* _Goal_: Search the listing below for the word "Utilização" and copy each line that holds it.

* _Input for this task_:
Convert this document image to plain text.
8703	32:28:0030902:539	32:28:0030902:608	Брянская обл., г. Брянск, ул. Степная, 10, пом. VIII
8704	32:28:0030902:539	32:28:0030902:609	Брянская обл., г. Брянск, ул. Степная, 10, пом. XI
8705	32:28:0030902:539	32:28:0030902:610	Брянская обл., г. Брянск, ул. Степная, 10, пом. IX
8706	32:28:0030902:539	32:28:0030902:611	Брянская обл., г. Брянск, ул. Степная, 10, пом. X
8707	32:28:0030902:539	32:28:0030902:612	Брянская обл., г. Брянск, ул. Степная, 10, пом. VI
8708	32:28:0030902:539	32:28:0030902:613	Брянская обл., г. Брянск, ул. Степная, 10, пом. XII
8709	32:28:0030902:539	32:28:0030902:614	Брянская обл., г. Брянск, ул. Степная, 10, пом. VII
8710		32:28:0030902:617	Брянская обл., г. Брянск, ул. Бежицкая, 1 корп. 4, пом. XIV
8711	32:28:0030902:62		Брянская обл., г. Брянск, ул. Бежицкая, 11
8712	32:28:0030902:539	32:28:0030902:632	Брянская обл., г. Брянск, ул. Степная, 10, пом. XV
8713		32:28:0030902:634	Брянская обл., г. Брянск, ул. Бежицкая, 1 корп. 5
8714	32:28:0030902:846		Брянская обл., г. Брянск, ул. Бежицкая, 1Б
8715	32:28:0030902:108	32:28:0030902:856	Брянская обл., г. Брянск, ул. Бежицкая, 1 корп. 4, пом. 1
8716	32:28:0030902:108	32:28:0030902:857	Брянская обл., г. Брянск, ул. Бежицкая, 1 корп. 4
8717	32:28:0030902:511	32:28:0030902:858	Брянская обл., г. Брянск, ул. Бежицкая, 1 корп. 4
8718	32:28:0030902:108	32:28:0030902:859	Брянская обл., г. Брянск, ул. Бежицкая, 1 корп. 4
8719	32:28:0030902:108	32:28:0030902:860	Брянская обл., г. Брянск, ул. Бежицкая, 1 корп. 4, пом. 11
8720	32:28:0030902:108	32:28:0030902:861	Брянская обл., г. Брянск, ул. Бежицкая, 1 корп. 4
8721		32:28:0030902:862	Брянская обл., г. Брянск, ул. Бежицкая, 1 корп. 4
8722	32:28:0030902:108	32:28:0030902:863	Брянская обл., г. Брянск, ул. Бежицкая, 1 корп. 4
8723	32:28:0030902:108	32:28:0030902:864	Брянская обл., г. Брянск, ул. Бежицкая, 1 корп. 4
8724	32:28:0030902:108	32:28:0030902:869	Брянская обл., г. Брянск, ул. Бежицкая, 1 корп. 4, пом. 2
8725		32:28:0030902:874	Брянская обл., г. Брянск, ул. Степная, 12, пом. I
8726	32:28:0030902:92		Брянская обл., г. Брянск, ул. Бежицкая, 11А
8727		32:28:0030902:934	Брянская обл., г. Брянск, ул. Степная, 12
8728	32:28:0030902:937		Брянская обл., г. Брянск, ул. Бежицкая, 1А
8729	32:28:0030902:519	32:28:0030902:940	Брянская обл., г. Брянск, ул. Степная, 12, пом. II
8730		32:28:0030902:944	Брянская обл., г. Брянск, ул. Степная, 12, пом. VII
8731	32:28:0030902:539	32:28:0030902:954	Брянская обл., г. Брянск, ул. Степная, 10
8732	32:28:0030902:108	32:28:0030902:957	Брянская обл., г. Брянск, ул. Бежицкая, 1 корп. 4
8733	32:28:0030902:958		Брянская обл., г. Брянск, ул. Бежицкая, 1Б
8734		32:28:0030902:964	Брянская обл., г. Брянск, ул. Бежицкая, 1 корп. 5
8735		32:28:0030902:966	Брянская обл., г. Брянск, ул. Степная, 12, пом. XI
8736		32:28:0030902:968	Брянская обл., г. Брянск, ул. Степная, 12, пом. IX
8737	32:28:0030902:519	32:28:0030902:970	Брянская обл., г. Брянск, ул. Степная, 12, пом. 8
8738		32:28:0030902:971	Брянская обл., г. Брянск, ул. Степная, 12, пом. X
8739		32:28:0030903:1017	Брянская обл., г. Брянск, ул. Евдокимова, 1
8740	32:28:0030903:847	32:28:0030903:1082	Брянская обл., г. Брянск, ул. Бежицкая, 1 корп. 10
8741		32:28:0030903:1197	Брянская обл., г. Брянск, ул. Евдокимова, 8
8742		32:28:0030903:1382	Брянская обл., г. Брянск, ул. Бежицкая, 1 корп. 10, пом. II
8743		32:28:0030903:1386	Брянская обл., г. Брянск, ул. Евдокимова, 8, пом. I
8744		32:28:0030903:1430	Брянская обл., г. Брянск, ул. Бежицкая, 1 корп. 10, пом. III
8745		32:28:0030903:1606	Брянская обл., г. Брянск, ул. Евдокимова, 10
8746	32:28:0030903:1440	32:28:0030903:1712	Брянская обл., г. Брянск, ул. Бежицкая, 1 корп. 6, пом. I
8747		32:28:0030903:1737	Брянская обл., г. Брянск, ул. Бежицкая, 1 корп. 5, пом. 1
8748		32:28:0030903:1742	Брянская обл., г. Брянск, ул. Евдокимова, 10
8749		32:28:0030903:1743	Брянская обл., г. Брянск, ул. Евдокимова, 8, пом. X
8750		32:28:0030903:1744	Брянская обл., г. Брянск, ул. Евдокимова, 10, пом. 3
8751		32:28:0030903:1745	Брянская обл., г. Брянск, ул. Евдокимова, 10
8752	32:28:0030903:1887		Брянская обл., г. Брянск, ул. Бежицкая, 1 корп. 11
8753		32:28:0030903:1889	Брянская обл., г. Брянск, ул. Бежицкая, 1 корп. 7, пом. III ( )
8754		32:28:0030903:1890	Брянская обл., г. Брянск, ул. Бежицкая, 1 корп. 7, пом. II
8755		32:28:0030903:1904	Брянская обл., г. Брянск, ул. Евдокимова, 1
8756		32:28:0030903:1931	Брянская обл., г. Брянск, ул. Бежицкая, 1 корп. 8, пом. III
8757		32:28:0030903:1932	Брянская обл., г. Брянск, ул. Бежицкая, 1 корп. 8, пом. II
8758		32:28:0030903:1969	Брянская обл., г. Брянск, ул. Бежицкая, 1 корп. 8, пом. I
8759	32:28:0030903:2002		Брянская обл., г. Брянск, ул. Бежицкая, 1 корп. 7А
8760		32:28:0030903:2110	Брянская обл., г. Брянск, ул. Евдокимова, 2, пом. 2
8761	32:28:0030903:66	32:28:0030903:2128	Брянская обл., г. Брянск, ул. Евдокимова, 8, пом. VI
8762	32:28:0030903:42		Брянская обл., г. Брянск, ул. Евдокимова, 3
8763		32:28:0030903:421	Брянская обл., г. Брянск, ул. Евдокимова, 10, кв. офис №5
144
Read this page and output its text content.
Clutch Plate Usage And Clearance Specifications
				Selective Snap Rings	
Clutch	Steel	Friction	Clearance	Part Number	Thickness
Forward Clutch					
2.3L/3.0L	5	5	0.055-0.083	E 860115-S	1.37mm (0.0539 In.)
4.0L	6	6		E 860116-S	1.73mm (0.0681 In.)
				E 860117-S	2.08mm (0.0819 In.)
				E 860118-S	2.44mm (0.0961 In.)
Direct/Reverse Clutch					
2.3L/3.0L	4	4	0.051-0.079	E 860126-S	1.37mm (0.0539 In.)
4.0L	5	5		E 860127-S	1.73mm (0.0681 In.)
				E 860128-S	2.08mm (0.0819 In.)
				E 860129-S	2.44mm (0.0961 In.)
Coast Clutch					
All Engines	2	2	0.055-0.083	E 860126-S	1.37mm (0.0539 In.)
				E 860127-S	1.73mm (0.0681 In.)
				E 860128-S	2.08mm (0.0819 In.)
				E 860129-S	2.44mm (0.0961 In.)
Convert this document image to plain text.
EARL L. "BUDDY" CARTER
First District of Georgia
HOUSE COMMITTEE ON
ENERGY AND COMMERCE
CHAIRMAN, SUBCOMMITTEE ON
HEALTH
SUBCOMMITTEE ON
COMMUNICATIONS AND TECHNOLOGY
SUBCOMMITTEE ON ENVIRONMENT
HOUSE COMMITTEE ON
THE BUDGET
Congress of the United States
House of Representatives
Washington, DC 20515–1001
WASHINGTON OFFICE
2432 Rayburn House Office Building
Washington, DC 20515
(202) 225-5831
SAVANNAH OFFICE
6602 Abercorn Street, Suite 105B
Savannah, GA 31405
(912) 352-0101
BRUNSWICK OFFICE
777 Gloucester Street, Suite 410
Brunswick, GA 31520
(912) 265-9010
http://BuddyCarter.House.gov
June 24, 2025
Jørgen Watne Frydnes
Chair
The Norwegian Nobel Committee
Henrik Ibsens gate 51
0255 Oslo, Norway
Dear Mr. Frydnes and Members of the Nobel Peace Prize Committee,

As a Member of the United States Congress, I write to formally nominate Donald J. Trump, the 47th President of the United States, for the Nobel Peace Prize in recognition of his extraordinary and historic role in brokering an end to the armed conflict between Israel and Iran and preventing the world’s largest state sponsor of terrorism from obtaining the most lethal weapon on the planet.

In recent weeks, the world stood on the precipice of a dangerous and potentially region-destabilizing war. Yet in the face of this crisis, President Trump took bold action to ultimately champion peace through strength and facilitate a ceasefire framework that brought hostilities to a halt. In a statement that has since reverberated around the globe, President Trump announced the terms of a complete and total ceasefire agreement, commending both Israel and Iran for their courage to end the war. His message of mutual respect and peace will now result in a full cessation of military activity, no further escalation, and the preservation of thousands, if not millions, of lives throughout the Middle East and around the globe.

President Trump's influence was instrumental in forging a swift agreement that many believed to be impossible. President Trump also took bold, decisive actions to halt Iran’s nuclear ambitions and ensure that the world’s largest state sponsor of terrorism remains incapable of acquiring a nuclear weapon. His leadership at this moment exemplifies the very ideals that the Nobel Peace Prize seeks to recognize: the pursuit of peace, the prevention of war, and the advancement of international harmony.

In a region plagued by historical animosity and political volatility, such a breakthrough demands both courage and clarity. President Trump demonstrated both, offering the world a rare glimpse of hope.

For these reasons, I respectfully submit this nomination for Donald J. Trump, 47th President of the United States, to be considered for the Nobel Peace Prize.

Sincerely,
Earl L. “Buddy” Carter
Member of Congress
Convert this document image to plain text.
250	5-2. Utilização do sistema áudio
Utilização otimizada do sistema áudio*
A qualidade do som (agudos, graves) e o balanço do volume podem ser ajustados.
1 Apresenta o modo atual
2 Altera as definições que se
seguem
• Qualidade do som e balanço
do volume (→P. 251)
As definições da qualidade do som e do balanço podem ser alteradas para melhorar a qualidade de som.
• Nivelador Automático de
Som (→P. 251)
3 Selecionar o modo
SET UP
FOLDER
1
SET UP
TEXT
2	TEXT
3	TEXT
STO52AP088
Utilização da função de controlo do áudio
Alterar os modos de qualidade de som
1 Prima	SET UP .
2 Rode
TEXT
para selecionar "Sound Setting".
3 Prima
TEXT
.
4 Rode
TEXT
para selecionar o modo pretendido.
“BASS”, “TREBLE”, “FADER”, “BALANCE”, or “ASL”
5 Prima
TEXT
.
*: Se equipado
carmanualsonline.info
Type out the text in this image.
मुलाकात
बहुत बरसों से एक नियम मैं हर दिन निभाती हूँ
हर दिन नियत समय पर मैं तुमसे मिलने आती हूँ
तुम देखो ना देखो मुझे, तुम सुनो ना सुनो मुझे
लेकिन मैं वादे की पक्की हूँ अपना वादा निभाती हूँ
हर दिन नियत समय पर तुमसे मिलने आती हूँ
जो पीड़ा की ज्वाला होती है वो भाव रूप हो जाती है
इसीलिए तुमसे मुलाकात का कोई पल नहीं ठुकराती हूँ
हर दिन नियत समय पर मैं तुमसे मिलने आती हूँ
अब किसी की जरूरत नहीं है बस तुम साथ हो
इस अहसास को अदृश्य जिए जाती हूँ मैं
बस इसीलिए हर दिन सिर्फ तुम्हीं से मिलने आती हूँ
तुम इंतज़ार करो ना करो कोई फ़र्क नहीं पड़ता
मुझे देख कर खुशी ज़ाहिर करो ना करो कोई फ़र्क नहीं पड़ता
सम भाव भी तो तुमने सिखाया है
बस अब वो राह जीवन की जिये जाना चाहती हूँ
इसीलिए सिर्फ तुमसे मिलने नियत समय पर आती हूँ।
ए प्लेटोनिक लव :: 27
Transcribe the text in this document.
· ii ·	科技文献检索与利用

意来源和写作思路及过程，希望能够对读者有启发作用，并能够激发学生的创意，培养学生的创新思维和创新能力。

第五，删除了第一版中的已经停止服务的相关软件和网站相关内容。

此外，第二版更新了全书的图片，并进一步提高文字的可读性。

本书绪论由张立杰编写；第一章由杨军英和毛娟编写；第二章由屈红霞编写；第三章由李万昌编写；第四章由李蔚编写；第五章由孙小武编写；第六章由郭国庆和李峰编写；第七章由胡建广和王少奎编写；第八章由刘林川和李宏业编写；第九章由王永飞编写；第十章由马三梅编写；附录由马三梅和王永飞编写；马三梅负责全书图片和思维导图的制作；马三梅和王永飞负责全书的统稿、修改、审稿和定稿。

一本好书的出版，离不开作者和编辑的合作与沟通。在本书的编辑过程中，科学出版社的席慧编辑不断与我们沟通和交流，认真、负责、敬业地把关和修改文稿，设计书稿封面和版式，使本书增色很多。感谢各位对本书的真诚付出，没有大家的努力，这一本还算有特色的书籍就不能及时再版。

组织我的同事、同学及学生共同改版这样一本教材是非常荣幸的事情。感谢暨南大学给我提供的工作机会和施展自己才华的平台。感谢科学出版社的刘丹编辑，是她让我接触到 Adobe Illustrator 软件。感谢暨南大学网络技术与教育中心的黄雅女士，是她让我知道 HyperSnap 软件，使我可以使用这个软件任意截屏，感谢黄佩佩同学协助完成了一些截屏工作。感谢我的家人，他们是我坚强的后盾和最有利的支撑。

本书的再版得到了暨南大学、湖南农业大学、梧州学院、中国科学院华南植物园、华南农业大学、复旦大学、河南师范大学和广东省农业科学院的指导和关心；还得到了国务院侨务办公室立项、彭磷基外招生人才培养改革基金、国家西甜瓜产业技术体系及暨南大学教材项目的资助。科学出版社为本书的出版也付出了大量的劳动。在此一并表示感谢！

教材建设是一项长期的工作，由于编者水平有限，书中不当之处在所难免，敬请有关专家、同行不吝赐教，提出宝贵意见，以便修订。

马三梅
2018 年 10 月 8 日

* _Complete answer_:
250	5-2. Utilização do sistema áudio
Utilização otimizada do sistema áudio*
Utilização da função de controlo do áudio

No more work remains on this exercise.